┌─ Recorded information

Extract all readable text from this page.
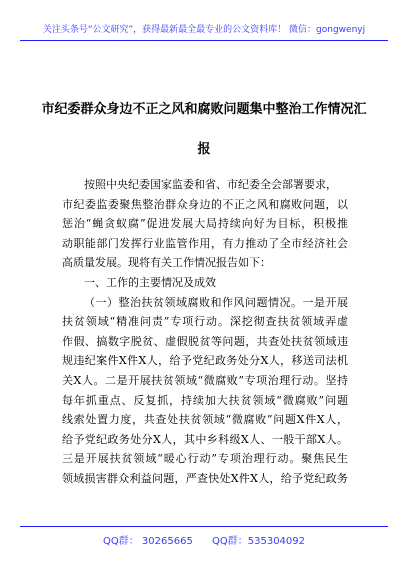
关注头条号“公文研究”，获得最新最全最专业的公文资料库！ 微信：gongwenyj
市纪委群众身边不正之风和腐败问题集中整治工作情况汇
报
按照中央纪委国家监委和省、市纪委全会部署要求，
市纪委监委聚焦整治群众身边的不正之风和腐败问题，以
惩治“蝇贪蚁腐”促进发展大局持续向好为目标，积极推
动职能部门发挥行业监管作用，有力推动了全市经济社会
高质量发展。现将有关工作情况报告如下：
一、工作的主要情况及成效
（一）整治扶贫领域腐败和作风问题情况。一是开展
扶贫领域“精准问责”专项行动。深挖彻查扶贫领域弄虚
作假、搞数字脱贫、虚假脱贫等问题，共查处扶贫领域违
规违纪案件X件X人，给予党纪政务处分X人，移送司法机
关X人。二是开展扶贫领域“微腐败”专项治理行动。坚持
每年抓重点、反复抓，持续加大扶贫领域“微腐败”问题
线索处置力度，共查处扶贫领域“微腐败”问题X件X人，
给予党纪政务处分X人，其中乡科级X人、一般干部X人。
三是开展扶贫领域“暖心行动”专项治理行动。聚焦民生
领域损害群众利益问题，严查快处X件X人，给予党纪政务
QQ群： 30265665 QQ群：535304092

└─

Problem description: Leave the images out, please, and restate each line word for word.

Exercise output:
Extract all readable text from this page.
关注头条号“公文研究”，获得最新最全最专业的公文资料库！ 微信：gongwenyj
市纪委群众身边不正之风和腐败问题集中整治工作情况汇
报
按照中央纪委国家监委和省、市纪委全会部署要求，
市纪委监委聚焦整治群众身边的不正之风和腐败问题，以
惩治“蝇贪蚁腐”促进发展大局持续向好为目标，积极推
动职能部门发挥行业监管作用，有力推动了全市经济社会
高质量发展。现将有关工作情况报告如下：
一、工作的主要情况及成效
（一）整治扶贫领域腐败和作风问题情况。一是开展
扶贫领域“精准问责”专项行动。深挖彻查扶贫领域弄虚
作假、搞数字脱贫、虚假脱贫等问题，共查处扶贫领域违
规违纪案件X件X人，给予党纪政务处分X人，移送司法机
关X人。二是开展扶贫领域“微腐败”专项治理行动。坚持
每年抓重点、反复抓，持续加大扶贫领域“微腐败”问题
线索处置力度，共查处扶贫领域“微腐败”问题X件X人，
给予党纪政务处分X人，其中乡科级X人、一般干部X人。
三是开展扶贫领域“暖心行动”专项治理行动。聚焦民生
领域损害群众利益问题，严查快处X件X人，给予党纪政务
QQ群： 30265665 QQ群：535304092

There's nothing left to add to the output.